REQUIRED WORK => List each line in which the string "substrate" appears.

DATASET =>
=-=-=

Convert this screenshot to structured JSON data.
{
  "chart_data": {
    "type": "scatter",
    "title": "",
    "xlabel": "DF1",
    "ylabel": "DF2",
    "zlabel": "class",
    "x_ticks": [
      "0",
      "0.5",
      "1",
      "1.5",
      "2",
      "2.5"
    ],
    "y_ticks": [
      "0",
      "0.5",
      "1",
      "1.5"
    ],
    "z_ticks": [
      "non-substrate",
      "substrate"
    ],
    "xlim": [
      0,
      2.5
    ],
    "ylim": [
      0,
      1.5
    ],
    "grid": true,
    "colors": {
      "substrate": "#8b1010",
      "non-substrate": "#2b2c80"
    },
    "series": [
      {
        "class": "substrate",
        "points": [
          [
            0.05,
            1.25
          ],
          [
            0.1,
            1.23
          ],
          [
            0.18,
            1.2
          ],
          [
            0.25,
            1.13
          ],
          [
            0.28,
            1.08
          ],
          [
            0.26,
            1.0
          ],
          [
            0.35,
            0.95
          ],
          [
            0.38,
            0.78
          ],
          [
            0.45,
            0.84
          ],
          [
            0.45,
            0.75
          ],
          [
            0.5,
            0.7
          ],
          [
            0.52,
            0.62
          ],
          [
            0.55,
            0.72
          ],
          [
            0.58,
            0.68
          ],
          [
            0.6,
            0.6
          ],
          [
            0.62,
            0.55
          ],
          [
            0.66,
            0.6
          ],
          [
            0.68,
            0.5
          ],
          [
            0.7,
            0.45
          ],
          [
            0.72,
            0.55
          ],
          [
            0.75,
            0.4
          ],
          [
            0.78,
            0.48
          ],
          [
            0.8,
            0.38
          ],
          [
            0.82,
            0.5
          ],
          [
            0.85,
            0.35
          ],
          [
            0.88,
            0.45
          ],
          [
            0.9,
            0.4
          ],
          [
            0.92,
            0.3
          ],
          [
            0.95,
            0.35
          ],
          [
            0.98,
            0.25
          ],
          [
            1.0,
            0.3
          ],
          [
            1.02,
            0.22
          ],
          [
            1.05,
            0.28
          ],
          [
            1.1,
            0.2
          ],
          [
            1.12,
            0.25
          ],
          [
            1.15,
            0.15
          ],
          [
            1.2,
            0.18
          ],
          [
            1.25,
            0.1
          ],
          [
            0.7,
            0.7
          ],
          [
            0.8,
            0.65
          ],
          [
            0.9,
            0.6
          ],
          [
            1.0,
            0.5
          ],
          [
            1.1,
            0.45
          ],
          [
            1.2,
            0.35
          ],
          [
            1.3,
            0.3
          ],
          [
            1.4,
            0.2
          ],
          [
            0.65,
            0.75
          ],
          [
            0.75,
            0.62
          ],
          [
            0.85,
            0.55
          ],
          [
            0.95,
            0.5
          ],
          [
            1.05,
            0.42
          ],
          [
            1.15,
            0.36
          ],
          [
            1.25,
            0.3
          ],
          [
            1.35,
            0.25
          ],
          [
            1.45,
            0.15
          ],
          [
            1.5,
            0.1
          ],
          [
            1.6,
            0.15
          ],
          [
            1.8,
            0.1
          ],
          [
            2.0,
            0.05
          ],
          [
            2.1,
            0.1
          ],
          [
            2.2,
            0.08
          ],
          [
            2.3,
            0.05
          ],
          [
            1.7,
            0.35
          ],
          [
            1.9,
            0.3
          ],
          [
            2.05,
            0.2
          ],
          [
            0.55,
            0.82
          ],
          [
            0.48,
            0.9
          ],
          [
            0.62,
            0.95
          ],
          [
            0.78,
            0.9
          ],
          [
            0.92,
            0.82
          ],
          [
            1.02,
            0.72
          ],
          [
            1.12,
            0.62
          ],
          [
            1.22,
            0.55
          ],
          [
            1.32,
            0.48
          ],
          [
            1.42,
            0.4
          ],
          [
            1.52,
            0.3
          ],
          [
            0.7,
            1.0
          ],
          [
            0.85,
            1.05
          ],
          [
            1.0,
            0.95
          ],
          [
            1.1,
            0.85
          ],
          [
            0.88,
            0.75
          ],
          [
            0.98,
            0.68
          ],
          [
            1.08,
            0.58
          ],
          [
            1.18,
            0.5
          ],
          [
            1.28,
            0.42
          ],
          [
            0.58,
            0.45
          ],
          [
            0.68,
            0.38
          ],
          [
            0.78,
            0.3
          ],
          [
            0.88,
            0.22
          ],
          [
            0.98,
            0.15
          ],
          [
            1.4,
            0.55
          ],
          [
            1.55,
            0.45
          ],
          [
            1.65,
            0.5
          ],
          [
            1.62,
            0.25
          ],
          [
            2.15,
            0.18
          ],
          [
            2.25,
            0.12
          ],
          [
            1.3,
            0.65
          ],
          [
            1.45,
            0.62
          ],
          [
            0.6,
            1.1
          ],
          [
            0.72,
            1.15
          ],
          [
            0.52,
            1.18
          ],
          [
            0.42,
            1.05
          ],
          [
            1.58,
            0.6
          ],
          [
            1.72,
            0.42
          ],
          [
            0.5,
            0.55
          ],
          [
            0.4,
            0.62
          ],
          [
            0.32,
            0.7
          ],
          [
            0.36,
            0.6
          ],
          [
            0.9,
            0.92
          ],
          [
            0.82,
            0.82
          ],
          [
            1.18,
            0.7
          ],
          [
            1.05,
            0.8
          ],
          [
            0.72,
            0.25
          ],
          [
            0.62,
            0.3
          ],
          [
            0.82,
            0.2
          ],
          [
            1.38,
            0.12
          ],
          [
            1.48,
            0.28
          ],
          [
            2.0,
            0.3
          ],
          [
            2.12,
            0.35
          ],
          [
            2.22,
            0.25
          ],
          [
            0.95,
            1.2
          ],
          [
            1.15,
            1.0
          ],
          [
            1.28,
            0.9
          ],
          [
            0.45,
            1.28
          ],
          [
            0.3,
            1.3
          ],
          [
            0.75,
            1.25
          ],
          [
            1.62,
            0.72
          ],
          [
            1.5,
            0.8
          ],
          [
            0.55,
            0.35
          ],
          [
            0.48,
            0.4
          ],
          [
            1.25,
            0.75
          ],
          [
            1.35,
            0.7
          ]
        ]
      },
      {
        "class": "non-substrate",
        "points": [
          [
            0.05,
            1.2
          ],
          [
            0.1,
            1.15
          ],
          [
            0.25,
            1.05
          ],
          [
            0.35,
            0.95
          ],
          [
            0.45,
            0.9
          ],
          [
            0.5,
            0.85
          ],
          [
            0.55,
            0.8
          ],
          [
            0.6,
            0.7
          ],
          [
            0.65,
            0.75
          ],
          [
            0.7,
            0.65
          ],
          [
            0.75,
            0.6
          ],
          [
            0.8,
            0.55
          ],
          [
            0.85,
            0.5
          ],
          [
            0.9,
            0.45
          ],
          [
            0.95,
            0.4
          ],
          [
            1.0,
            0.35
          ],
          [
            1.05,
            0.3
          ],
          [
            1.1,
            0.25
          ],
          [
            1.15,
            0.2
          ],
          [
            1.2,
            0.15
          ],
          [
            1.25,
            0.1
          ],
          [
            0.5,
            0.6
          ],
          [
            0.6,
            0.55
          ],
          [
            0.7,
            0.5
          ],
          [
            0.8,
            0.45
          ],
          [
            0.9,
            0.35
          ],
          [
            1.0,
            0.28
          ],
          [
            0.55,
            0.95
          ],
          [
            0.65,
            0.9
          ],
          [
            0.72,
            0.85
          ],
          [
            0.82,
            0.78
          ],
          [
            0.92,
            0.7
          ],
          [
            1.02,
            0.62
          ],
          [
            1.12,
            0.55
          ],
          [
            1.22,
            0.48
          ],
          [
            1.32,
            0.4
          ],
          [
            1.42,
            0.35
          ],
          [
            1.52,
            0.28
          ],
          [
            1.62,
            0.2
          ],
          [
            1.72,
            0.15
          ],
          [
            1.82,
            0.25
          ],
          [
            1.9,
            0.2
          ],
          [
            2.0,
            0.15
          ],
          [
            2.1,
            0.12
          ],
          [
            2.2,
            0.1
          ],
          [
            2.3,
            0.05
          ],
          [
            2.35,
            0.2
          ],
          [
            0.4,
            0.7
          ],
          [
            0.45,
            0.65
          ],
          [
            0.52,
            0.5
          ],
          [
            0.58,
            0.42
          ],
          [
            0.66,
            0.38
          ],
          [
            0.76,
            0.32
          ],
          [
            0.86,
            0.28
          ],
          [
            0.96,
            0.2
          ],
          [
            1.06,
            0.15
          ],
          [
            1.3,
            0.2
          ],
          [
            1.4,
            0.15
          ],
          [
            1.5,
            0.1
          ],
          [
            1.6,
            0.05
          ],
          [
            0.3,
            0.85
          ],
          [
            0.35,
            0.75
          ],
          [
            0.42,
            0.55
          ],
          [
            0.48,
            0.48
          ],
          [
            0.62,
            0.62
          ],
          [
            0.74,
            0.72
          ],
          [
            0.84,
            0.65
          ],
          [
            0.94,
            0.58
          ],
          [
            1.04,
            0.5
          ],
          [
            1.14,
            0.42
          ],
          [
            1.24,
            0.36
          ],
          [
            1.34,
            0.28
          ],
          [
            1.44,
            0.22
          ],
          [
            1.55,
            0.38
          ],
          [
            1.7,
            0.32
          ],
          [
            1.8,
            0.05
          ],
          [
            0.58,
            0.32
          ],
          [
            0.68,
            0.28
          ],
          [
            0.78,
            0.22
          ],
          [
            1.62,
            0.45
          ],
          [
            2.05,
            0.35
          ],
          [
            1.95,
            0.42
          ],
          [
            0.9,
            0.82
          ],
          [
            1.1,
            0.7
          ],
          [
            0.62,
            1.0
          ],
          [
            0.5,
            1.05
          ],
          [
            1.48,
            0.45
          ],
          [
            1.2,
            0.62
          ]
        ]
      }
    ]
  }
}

=-=-=

FULL ANSWER =>
      "non-substrate",
      "substrate"
      "substrate": "#8b1010",
      "non-substrate": "#2b2c80"
        "class": "substrate",
        "class": "non-substrate",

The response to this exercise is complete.